(Work to complete): Reproduce the data that follows in its entirety, character for character.
>> Start
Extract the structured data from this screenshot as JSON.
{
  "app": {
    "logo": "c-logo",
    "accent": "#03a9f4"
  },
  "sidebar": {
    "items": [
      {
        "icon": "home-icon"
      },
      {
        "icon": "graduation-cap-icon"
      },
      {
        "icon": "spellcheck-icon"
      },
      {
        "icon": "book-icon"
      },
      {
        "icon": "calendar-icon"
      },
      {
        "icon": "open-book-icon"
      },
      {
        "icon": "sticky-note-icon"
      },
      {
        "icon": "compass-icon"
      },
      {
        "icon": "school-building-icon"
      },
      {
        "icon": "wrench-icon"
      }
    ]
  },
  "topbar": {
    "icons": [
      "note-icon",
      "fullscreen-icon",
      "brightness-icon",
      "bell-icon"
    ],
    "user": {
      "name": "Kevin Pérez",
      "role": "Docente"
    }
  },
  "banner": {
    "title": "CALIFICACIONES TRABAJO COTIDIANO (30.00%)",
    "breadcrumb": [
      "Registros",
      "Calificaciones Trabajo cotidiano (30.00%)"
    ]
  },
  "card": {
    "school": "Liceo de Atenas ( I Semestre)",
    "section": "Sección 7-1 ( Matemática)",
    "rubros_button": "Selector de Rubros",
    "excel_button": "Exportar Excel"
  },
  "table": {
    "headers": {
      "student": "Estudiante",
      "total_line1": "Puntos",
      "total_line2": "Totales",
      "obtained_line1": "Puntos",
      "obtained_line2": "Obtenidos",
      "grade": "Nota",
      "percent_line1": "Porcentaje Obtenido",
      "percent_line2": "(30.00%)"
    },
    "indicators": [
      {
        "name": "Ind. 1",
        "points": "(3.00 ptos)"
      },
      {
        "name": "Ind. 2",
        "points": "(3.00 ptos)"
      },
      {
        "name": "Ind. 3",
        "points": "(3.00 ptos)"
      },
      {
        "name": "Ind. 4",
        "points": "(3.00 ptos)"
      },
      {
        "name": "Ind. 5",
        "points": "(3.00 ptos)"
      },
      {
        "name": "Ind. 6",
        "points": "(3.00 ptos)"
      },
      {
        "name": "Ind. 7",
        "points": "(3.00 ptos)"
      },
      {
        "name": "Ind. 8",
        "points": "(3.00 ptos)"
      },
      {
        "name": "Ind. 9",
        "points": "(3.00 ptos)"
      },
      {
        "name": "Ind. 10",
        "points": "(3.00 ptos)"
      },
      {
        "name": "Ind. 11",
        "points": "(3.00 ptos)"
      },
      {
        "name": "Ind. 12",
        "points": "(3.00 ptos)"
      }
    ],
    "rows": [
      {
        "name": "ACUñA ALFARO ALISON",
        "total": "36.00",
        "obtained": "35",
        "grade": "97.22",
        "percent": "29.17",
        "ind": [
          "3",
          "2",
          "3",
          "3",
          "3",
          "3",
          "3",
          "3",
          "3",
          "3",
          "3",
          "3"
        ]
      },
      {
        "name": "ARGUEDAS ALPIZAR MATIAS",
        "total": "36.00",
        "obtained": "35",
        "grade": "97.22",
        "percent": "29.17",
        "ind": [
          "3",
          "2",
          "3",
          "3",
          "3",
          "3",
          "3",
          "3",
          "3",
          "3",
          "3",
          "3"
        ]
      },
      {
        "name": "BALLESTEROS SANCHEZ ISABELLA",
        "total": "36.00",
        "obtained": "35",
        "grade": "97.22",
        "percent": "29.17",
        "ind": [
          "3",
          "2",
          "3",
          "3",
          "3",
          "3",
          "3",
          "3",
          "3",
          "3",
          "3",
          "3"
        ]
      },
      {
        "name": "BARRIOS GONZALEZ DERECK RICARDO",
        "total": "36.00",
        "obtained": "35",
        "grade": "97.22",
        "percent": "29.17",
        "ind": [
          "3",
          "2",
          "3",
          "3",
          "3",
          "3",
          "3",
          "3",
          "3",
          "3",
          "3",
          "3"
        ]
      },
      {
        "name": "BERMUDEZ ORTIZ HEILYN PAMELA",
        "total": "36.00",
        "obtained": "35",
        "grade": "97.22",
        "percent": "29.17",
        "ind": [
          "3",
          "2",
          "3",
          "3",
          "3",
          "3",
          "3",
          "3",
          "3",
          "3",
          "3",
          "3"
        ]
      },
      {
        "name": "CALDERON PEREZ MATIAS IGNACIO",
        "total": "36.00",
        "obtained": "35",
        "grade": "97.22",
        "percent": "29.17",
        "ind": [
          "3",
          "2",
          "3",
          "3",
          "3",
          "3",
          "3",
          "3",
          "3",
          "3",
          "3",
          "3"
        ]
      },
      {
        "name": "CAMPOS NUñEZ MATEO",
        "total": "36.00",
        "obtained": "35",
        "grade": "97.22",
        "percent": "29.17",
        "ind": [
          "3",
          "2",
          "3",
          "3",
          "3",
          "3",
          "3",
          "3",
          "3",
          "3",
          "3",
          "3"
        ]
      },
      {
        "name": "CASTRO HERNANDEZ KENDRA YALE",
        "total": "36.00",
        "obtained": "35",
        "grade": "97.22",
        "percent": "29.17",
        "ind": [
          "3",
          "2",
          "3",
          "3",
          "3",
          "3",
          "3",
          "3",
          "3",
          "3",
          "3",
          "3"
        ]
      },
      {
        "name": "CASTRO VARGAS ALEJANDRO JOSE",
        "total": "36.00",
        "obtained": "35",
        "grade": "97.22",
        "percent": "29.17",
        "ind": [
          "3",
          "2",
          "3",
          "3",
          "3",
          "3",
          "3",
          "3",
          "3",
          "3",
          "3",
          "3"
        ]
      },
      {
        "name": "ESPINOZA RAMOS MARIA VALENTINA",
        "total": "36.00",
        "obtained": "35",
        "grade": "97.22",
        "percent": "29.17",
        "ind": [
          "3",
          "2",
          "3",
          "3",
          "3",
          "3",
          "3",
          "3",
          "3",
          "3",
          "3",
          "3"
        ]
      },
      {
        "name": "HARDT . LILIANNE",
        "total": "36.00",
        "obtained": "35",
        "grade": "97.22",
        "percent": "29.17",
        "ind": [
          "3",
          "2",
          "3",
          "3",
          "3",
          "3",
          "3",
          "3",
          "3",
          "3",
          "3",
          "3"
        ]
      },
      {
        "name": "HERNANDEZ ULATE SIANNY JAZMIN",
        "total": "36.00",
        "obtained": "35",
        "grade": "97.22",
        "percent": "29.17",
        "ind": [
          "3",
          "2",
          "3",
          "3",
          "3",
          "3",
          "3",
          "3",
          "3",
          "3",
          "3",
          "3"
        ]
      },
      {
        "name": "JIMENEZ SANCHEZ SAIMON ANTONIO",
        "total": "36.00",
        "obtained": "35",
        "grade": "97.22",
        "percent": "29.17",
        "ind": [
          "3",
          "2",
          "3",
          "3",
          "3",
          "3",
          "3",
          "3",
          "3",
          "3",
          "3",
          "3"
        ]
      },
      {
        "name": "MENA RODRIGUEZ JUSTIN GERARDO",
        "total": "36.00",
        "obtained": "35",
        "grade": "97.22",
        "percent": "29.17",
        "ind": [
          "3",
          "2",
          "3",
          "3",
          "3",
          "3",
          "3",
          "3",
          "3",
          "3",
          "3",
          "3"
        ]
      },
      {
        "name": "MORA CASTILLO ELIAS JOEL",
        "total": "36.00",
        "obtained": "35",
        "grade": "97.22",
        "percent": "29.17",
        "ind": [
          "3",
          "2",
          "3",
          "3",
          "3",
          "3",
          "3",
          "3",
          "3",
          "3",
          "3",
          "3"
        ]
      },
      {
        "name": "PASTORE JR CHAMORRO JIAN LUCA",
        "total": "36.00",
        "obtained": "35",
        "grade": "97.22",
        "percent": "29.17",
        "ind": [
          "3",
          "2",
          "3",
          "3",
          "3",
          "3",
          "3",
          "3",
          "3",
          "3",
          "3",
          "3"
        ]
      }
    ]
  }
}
>> End
(Task response):
Extract the structured data from this screenshot as JSON.
{
  "app": {
    "logo": "c-logo",
    "accent": "#03a9f4"
  },
  "sidebar": {
    "items": [
      {
        "icon": "home-icon"
      },
      {
        "icon": "graduation-cap-icon"
      },
      {
        "icon": "spellcheck-icon"
      },
      {
        "icon": "book-icon"
      },
      {
        "icon": "calendar-icon"
      },
      {
        "icon": "open-book-icon"
      },
      {
        "icon": "sticky-note-icon"
      },
      {
        "icon": "compass-icon"
      },
      {
        "icon": "school-building-icon"
      },
      {
        "icon": "wrench-icon"
      }
    ]
  },
  "topbar": {
    "icons": [
      "note-icon",
      "fullscreen-icon",
      "brightness-icon",
      "bell-icon"
    ],
    "user": {
      "name": "Kevin Pérez",
      "role": "Docente"
    }
  },
  "banner": {
    "title": "CALIFICACIONES TRABAJO COTIDIANO (30.00%)",
    "breadcrumb": [
      "Registros",
      "Calificaciones Trabajo cotidiano (30.00%)"
    ]
  },
  "card": {
    "school": "Liceo de Atenas ( I Semestre)",
    "section": "Sección 7-1 ( Matemática)",
    "rubros_button": "Selector de Rubros",
    "excel_button": "Exportar Excel"
  },
  "table": {
    "headers": {
      "student": "Estudiante",
      "total_line1": "Puntos",
      "total_line2": "Totales",
      "obtained_line1": "Puntos",
      "obtained_line2": "Obtenidos",
      "grade": "Nota",
      "percent_line1": "Porcentaje Obtenido",
      "percent_line2": "(30.00%)"
    },
    "indicators": [
      {
        "name": "Ind. 1",
        "points": "(3.00 ptos)"
      },
      {
        "name": "Ind. 2",
        "points": "(3.00 ptos)"
      },
      {
        "name": "Ind. 3",
        "points": "(3.00 ptos)"
      },
      {
        "name": "Ind. 4",
        "points": "(3.00 ptos)"
      },
      {
        "name": "Ind. 5",
        "points": "(3.00 ptos)"
      },
      {
        "name": "Ind. 6",
        "points": "(3.00 ptos)"
      },
      {
        "name": "Ind. 7",
        "points": "(3.00 ptos)"
      },
      {
        "name": "Ind. 8",
        "points": "(3.00 ptos)"
      },
      {
        "name": "Ind. 9",
        "points": "(3.00 ptos)"
      },
      {
        "name": "Ind. 10",
        "points": "(3.00 ptos)"
      },
      {
        "name": "Ind. 11",
        "points": "(3.00 ptos)"
      },
      {
        "name": "Ind. 12",
        "points": "(3.00 ptos)"
      }
    ],
    "rows": [
      {
        "name": "ACUñA ALFARO ALISON",
        "total": "36.00",
        "obtained": "35",
        "grade": "97.22",
        "percent": "29.17",
        "ind": [
          "3",
          "2",
          "3",
          "3",
          "3",
          "3",
          "3",
          "3",
          "3",
          "3",
          "3",
          "3"
        ]
      },
      {
        "name": "ARGUEDAS ALPIZAR MATIAS",
        "total": "36.00",
        "obtained": "35",
        "grade": "97.22",
        "percent": "29.17",
        "ind": [
          "3",
          "2",
          "3",
          "3",
          "3",
          "3",
          "3",
          "3",
          "3",
          "3",
          "3",
          "3"
        ]
      },
      {
        "name": "BALLESTEROS SANCHEZ ISABELLA",
        "total": "36.00",
        "obtained": "35",
        "grade": "97.22",
        "percent": "29.17",
        "ind": [
          "3",
          "2",
          "3",
          "3",
          "3",
          "3",
          "3",
          "3",
          "3",
          "3",
          "3",
          "3"
        ]
      },
      {
        "name": "BARRIOS GONZALEZ DERECK RICARDO",
        "total": "36.00",
        "obtained": "35",
        "grade": "97.22",
        "percent": "29.17",
        "ind": [
          "3",
          "2",
          "3",
          "3",
          "3",
          "3",
          "3",
          "3",
          "3",
          "3",
          "3",
          "3"
        ]
      },
      {
        "name": "BERMUDEZ ORTIZ HEILYN PAMELA",
        "total": "36.00",
        "obtained": "35",
        "grade": "97.22",
        "percent": "29.17",
        "ind": [
          "3",
          "2",
          "3",
          "3",
          "3",
          "3",
          "3",
          "3",
          "3",
          "3",
          "3",
          "3"
        ]
      },
      {
        "name": "CALDERON PEREZ MATIAS IGNACIO",
        "total": "36.00",
        "obtained": "35",
        "grade": "97.22",
        "percent": "29.17",
        "ind": [
          "3",
          "2",
          "3",
          "3",
          "3",
          "3",
          "3",
          "3",
          "3",
          "3",
          "3",
          "3"
        ]
      },
      {
        "name": "CAMPOS NUñEZ MATEO",
        "total": "36.00",
        "obtained": "35",
        "grade": "97.22",
        "percent": "29.17",
        "ind": [
          "3",
          "2",
          "3",
          "3",
          "3",
          "3",
          "3",
          "3",
          "3",
          "3",
          "3",
          "3"
        ]
      },
      {
        "name": "CASTRO HERNANDEZ KENDRA YALE",
        "total": "36.00",
        "obtained": "35",
        "grade": "97.22",
        "percent": "29.17",
        "ind": [
          "3",
          "2",
          "3",
          "3",
          "3",
          "3",
          "3",
          "3",
          "3",
          "3",
          "3",
          "3"
        ]
      },
      {
        "name": "CASTRO VARGAS ALEJANDRO JOSE",
        "total": "36.00",
        "obtained": "35",
        "grade": "97.22",
        "percent": "29.17",
        "ind": [
          "3",
          "2",
          "3",
          "3",
          "3",
          "3",
          "3",
          "3",
          "3",
          "3",
          "3",
          "3"
        ]
      },
      {
        "name": "ESPINOZA RAMOS MARIA VALENTINA",
        "total": "36.00",
        "obtained": "35",
        "grade": "97.22",
        "percent": "29.17",
        "ind": [
          "3",
          "2",
          "3",
          "3",
          "3",
          "3",
          "3",
          "3",
          "3",
          "3",
          "3",
          "3"
        ]
      },
      {
        "name": "HARDT . LILIANNE",
        "total": "36.00",
        "obtained": "35",
        "grade": "97.22",
        "percent": "29.17",
        "ind": [
          "3",
          "2",
          "3",
          "3",
          "3",
          "3",
          "3",
          "3",
          "3",
          "3",
          "3",
          "3"
        ]
      },
      {
        "name": "HERNANDEZ ULATE SIANNY JAZMIN",
        "total": "36.00",
        "obtained": "35",
        "grade": "97.22",
        "percent": "29.17",
        "ind": [
          "3",
          "2",
          "3",
          "3",
          "3",
          "3",
          "3",
          "3",
          "3",
          "3",
          "3",
          "3"
        ]
      },
      {
        "name": "JIMENEZ SANCHEZ SAIMON ANTONIO",
        "total": "36.00",
        "obtained": "35",
        "grade": "97.22",
        "percent": "29.17",
        "ind": [
          "3",
          "2",
          "3",
          "3",
          "3",
          "3",
          "3",
          "3",
          "3",
          "3",
          "3",
          "3"
        ]
      },
      {
        "name": "MENA RODRIGUEZ JUSTIN GERARDO",
        "total": "36.00",
        "obtained": "35",
        "grade": "97.22",
        "percent": "29.17",
        "ind": [
          "3",
          "2",
          "3",
          "3",
          "3",
          "3",
          "3",
          "3",
          "3",
          "3",
          "3",
          "3"
        ]
      },
      {
        "name": "MORA CASTILLO ELIAS JOEL",
        "total": "36.00",
        "obtained": "35",
        "grade": "97.22",
        "percent": "29.17",
        "ind": [
          "3",
          "2",
          "3",
          "3",
          "3",
          "3",
          "3",
          "3",
          "3",
          "3",
          "3",
          "3"
        ]
      },
      {
        "name": "PASTORE JR CHAMORRO JIAN LUCA",
        "total": "36.00",
        "obtained": "35",
        "grade": "97.22",
        "percent": "29.17",
        "ind": [
          "3",
          "2",
          "3",
          "3",
          "3",
          "3",
          "3",
          "3",
          "3",
          "3",
          "3",
          "3"
        ]
      }
    ]
  }
}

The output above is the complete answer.